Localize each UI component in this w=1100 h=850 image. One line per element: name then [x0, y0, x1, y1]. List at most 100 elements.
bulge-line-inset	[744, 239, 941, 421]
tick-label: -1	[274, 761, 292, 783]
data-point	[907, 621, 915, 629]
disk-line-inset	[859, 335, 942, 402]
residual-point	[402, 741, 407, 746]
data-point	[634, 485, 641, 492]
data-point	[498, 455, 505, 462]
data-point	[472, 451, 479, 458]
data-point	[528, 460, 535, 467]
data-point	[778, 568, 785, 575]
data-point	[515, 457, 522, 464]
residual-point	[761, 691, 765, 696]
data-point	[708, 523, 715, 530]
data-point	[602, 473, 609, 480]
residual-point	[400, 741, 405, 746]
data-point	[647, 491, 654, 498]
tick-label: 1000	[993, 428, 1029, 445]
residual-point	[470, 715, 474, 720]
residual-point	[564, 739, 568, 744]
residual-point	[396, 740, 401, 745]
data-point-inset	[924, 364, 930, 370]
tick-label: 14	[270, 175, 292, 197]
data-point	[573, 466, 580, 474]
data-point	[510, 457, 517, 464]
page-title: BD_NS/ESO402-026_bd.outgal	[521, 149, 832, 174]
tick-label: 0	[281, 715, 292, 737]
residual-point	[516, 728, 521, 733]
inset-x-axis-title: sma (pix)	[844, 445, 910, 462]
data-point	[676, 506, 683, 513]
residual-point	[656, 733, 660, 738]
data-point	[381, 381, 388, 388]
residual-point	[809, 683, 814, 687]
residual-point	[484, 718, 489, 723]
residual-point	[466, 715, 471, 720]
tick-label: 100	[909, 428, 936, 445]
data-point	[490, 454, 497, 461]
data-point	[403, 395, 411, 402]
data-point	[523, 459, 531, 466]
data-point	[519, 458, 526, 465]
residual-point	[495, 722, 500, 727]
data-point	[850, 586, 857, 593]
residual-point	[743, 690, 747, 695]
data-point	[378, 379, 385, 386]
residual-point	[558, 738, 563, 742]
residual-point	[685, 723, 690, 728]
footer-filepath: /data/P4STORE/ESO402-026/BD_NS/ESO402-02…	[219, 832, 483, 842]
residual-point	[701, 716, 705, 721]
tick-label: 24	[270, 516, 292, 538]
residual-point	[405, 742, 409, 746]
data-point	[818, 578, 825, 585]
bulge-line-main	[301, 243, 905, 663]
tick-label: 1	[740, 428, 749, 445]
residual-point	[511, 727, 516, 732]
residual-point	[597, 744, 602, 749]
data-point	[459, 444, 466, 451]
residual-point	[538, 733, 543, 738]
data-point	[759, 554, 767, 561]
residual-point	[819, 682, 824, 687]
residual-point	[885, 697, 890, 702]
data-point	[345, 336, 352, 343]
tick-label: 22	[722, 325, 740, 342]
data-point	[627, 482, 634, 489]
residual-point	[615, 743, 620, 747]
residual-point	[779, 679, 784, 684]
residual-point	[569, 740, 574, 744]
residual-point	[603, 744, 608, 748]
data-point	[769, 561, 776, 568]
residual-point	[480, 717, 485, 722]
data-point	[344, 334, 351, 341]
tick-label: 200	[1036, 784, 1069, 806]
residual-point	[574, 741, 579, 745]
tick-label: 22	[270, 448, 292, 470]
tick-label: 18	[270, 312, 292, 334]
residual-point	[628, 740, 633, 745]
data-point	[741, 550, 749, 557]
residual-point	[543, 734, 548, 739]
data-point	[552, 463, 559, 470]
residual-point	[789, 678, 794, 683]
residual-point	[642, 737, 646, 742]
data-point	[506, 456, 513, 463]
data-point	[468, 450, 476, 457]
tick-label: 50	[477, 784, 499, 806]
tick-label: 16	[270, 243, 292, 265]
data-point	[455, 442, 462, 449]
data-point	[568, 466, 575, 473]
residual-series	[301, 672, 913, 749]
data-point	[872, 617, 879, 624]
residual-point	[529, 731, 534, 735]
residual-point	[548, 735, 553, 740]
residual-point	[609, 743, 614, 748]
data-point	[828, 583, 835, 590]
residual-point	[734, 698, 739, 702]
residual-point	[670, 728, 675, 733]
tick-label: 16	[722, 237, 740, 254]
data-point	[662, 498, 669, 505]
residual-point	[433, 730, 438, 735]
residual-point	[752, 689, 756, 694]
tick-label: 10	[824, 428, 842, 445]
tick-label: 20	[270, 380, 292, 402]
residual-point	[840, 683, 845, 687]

== SHORT PROBLEM ==
Copy out every line of the entries above, changing nothing.

== ANSWER TO THIS PROBLEM ==
Localize each UI component in this w=1100 h=850 image. One line per element: name then [x0, y0, x1, y1]. List at most 100 elements.
bulge-line-inset	[744, 239, 941, 421]
tick-label: -1	[274, 761, 292, 783]
data-point	[907, 621, 915, 629]
disk-line-inset	[859, 335, 942, 402]
residual-point	[402, 741, 407, 746]
data-point	[634, 485, 641, 492]
data-point	[498, 455, 505, 462]
data-point	[472, 451, 479, 458]
data-point	[528, 460, 535, 467]
data-point	[778, 568, 785, 575]
data-point	[515, 457, 522, 464]
residual-point	[761, 691, 765, 696]
data-point	[708, 523, 715, 530]
data-point	[602, 473, 609, 480]
residual-point	[400, 741, 405, 746]
data-point	[647, 491, 654, 498]
tick-label: 1000	[993, 428, 1029, 445]
residual-point	[470, 715, 474, 720]
residual-point	[564, 739, 568, 744]
residual-point	[396, 740, 401, 745]
data-point-inset	[924, 364, 930, 370]
tick-label: 14	[270, 175, 292, 197]
data-point	[573, 466, 580, 474]
data-point	[510, 457, 517, 464]
page-title: BD_NS/ESO402-026_bd.outgal	[521, 149, 832, 174]
tick-label: 0	[281, 715, 292, 737]
residual-point	[516, 728, 521, 733]
inset-x-axis-title: sma (pix)	[844, 445, 910, 462]
data-point	[676, 506, 683, 513]
residual-point	[656, 733, 660, 738]
data-point	[381, 381, 388, 388]
residual-point	[809, 683, 814, 687]
residual-point	[484, 718, 489, 723]
residual-point	[466, 715, 471, 720]
tick-label: 100	[909, 428, 936, 445]
data-point	[490, 454, 497, 461]
data-point	[403, 395, 411, 402]
data-point	[523, 459, 531, 466]
data-point	[519, 458, 526, 465]
residual-point	[495, 722, 500, 727]
data-point	[850, 586, 857, 593]
residual-point	[743, 690, 747, 695]
data-point	[378, 379, 385, 386]
residual-point	[558, 738, 563, 742]
residual-point	[685, 723, 690, 728]
footer-filepath: /data/P4STORE/ESO402-026/BD_NS/ESO402-02…	[219, 832, 483, 842]
residual-point	[701, 716, 705, 721]
tick-label: 24	[270, 516, 292, 538]
residual-point	[405, 742, 409, 746]
data-point	[818, 578, 825, 585]
bulge-line-main	[301, 243, 905, 663]
tick-label: 1	[740, 428, 749, 445]
residual-point	[511, 727, 516, 732]
residual-point	[597, 744, 602, 749]
data-point	[459, 444, 466, 451]
residual-point	[538, 733, 543, 738]
data-point	[759, 554, 767, 561]
residual-point	[819, 682, 824, 687]
residual-point	[885, 697, 890, 702]
data-point	[345, 336, 352, 343]
tick-label: 22	[722, 325, 740, 342]
data-point	[627, 482, 634, 489]
residual-point	[615, 743, 620, 747]
residual-point	[779, 679, 784, 684]
residual-point	[569, 740, 574, 744]
residual-point	[603, 744, 608, 748]
data-point	[769, 561, 776, 568]
residual-point	[480, 717, 485, 722]
data-point	[344, 334, 351, 341]
tick-label: 200	[1036, 784, 1069, 806]
residual-point	[574, 741, 579, 745]
tick-label: 22	[270, 448, 292, 470]
tick-label: 18	[270, 312, 292, 334]
residual-point	[628, 740, 633, 745]
data-point	[741, 550, 749, 557]
residual-point	[543, 734, 548, 739]
data-point	[552, 463, 559, 470]
residual-point	[789, 678, 794, 683]
residual-point	[642, 737, 646, 742]
data-point	[506, 456, 513, 463]
data-point	[468, 450, 476, 457]
tick-label: 50	[477, 784, 499, 806]
tick-label: 16	[270, 243, 292, 265]
data-point	[455, 442, 462, 449]
data-point	[568, 466, 575, 473]
residual-series	[301, 672, 913, 749]
data-point	[872, 617, 879, 624]
residual-point	[529, 731, 534, 735]
residual-point	[548, 735, 553, 740]
residual-point	[609, 743, 614, 748]
data-point	[828, 583, 835, 590]
residual-point	[734, 698, 739, 702]
residual-point	[670, 728, 675, 733]
tick-label: 16	[722, 237, 740, 254]
data-point	[662, 498, 669, 505]
residual-point	[433, 730, 438, 735]
residual-point	[752, 689, 756, 694]
tick-label: 10	[824, 428, 842, 445]
tick-label: 20	[270, 380, 292, 402]
residual-point	[840, 683, 845, 687]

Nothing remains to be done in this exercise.